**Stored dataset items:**
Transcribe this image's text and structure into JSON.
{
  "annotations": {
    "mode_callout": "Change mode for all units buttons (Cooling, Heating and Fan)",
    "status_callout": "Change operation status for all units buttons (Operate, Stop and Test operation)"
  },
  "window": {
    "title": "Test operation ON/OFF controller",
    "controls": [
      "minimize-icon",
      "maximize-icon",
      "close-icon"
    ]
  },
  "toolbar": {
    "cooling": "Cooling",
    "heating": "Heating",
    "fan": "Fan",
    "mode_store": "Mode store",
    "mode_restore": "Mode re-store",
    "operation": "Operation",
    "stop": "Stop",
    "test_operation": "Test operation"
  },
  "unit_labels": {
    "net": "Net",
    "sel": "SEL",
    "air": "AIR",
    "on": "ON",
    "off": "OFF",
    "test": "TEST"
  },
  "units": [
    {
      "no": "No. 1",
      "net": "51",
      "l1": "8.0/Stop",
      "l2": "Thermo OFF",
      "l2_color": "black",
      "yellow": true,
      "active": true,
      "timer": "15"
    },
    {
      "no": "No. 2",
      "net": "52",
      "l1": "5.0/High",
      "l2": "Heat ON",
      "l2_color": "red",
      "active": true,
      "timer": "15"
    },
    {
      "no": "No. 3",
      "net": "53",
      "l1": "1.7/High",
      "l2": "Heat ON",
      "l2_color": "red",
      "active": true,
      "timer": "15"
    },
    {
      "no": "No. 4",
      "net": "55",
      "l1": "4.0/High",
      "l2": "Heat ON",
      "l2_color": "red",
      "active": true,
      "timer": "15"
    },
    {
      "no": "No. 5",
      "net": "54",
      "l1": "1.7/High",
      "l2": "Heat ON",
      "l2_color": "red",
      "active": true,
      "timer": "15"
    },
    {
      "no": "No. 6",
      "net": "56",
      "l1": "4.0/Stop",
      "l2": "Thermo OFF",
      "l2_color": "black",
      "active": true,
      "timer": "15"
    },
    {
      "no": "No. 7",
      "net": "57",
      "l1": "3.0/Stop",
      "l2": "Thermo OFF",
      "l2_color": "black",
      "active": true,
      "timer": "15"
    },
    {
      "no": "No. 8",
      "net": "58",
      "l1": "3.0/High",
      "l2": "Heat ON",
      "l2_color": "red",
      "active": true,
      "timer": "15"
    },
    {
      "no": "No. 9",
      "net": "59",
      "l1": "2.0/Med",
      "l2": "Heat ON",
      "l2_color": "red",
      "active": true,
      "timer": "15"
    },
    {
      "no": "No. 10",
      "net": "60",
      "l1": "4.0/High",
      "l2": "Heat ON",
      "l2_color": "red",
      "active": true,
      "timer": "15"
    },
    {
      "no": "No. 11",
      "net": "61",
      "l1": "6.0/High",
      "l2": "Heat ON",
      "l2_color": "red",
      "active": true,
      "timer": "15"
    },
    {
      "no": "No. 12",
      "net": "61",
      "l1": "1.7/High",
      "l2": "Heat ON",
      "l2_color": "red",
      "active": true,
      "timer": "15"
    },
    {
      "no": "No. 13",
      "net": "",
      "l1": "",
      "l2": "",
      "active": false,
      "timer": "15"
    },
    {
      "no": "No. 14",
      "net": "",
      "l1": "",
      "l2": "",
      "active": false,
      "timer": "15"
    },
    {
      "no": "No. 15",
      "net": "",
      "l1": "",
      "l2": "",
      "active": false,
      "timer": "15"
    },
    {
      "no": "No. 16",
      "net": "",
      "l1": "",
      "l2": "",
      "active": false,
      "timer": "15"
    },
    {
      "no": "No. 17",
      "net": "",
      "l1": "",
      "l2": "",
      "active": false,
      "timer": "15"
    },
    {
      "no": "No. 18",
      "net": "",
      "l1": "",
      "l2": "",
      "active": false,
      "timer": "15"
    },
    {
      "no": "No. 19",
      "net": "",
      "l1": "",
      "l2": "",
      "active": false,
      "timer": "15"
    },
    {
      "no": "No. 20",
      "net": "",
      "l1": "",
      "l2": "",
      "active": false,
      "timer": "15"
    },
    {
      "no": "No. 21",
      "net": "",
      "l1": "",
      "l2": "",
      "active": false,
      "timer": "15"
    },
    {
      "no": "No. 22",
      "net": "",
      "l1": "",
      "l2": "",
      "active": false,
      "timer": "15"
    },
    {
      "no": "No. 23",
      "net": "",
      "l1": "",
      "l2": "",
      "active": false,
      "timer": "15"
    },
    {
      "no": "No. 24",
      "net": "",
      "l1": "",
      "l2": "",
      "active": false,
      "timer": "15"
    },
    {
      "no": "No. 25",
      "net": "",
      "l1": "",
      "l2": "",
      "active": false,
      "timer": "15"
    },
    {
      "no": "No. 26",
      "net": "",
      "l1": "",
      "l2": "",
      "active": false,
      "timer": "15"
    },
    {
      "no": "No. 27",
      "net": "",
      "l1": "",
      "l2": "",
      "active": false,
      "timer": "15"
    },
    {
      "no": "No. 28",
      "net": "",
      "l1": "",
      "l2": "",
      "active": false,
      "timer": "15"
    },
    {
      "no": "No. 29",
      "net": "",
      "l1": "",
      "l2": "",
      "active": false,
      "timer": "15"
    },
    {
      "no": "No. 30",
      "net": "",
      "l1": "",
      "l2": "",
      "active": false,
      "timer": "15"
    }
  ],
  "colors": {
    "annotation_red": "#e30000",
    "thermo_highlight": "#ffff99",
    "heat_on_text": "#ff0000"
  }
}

**Problem description:** Repeat the records above exactly.

**Result for this task:**
Transcribe this image's text and structure into JSON.
{
  "annotations": {
    "mode_callout": "Change mode for all units buttons (Cooling, Heating and Fan)",
    "status_callout": "Change operation status for all units buttons (Operate, Stop and Test operation)"
  },
  "window": {
    "title": "Test operation ON/OFF controller",
    "controls": [
      "minimize-icon",
      "maximize-icon",
      "close-icon"
    ]
  },
  "toolbar": {
    "cooling": "Cooling",
    "heating": "Heating",
    "fan": "Fan",
    "mode_store": "Mode store",
    "mode_restore": "Mode re-store",
    "operation": "Operation",
    "stop": "Stop",
    "test_operation": "Test operation"
  },
  "unit_labels": {
    "net": "Net",
    "sel": "SEL",
    "air": "AIR",
    "on": "ON",
    "off": "OFF",
    "test": "TEST"
  },
  "units": [
    {
      "no": "No. 1",
      "net": "51",
      "l1": "8.0/Stop",
      "l2": "Thermo OFF",
      "l2_color": "black",
      "yellow": true,
      "active": true,
      "timer": "15"
    },
    {
      "no": "No. 2",
      "net": "52",
      "l1": "5.0/High",
      "l2": "Heat ON",
      "l2_color": "red",
      "active": true,
      "timer": "15"
    },
    {
      "no": "No. 3",
      "net": "53",
      "l1": "1.7/High",
      "l2": "Heat ON",
      "l2_color": "red",
      "active": true,
      "timer": "15"
    },
    {
      "no": "No. 4",
      "net": "55",
      "l1": "4.0/High",
      "l2": "Heat ON",
      "l2_color": "red",
      "active": true,
      "timer": "15"
    },
    {
      "no": "No. 5",
      "net": "54",
      "l1": "1.7/High",
      "l2": "Heat ON",
      "l2_color": "red",
      "active": true,
      "timer": "15"
    },
    {
      "no": "No. 6",
      "net": "56",
      "l1": "4.0/Stop",
      "l2": "Thermo OFF",
      "l2_color": "black",
      "active": true,
      "timer": "15"
    },
    {
      "no": "No. 7",
      "net": "57",
      "l1": "3.0/Stop",
      "l2": "Thermo OFF",
      "l2_color": "black",
      "active": true,
      "timer": "15"
    },
    {
      "no": "No. 8",
      "net": "58",
      "l1": "3.0/High",
      "l2": "Heat ON",
      "l2_color": "red",
      "active": true,
      "timer": "15"
    },
    {
      "no": "No. 9",
      "net": "59",
      "l1": "2.0/Med",
      "l2": "Heat ON",
      "l2_color": "red",
      "active": true,
      "timer": "15"
    },
    {
      "no": "No. 10",
      "net": "60",
      "l1": "4.0/High",
      "l2": "Heat ON",
      "l2_color": "red",
      "active": true,
      "timer": "15"
    },
    {
      "no": "No. 11",
      "net": "61",
      "l1": "6.0/High",
      "l2": "Heat ON",
      "l2_color": "red",
      "active": true,
      "timer": "15"
    },
    {
      "no": "No. 12",
      "net": "61",
      "l1": "1.7/High",
      "l2": "Heat ON",
      "l2_color": "red",
      "active": true,
      "timer": "15"
    },
    {
      "no": "No. 13",
      "net": "",
      "l1": "",
      "l2": "",
      "active": false,
      "timer": "15"
    },
    {
      "no": "No. 14",
      "net": "",
      "l1": "",
      "l2": "",
      "active": false,
      "timer": "15"
    },
    {
      "no": "No. 15",
      "net": "",
      "l1": "",
      "l2": "",
      "active": false,
      "timer": "15"
    },
    {
      "no": "No. 16",
      "net": "",
      "l1": "",
      "l2": "",
      "active": false,
      "timer": "15"
    },
    {
      "no": "No. 17",
      "net": "",
      "l1": "",
      "l2": "",
      "active": false,
      "timer": "15"
    },
    {
      "no": "No. 18",
      "net": "",
      "l1": "",
      "l2": "",
      "active": false,
      "timer": "15"
    },
    {
      "no": "No. 19",
      "net": "",
      "l1": "",
      "l2": "",
      "active": false,
      "timer": "15"
    },
    {
      "no": "No. 20",
      "net": "",
      "l1": "",
      "l2": "",
      "active": false,
      "timer": "15"
    },
    {
      "no": "No. 21",
      "net": "",
      "l1": "",
      "l2": "",
      "active": false,
      "timer": "15"
    },
    {
      "no": "No. 22",
      "net": "",
      "l1": "",
      "l2": "",
      "active": false,
      "timer": "15"
    },
    {
      "no": "No. 23",
      "net": "",
      "l1": "",
      "l2": "",
      "active": false,
      "timer": "15"
    },
    {
      "no": "No. 24",
      "net": "",
      "l1": "",
      "l2": "",
      "active": false,
      "timer": "15"
    },
    {
      "no": "No. 25",
      "net": "",
      "l1": "",
      "l2": "",
      "active": false,
      "timer": "15"
    },
    {
      "no": "No. 26",
      "net": "",
      "l1": "",
      "l2": "",
      "active": false,
      "timer": "15"
    },
    {
      "no": "No. 27",
      "net": "",
      "l1": "",
      "l2": "",
      "active": false,
      "timer": "15"
    },
    {
      "no": "No. 28",
      "net": "",
      "l1": "",
      "l2": "",
      "active": false,
      "timer": "15"
    },
    {
      "no": "No. 29",
      "net": "",
      "l1": "",
      "l2": "",
      "active": false,
      "timer": "15"
    },
    {
      "no": "No. 30",
      "net": "",
      "l1": "",
      "l2": "",
      "active": false,
      "timer": "15"
    }
  ],
  "colors": {
    "annotation_red": "#e30000",
    "thermo_highlight": "#ffff99",
    "heat_on_text": "#ff0000"
  }
}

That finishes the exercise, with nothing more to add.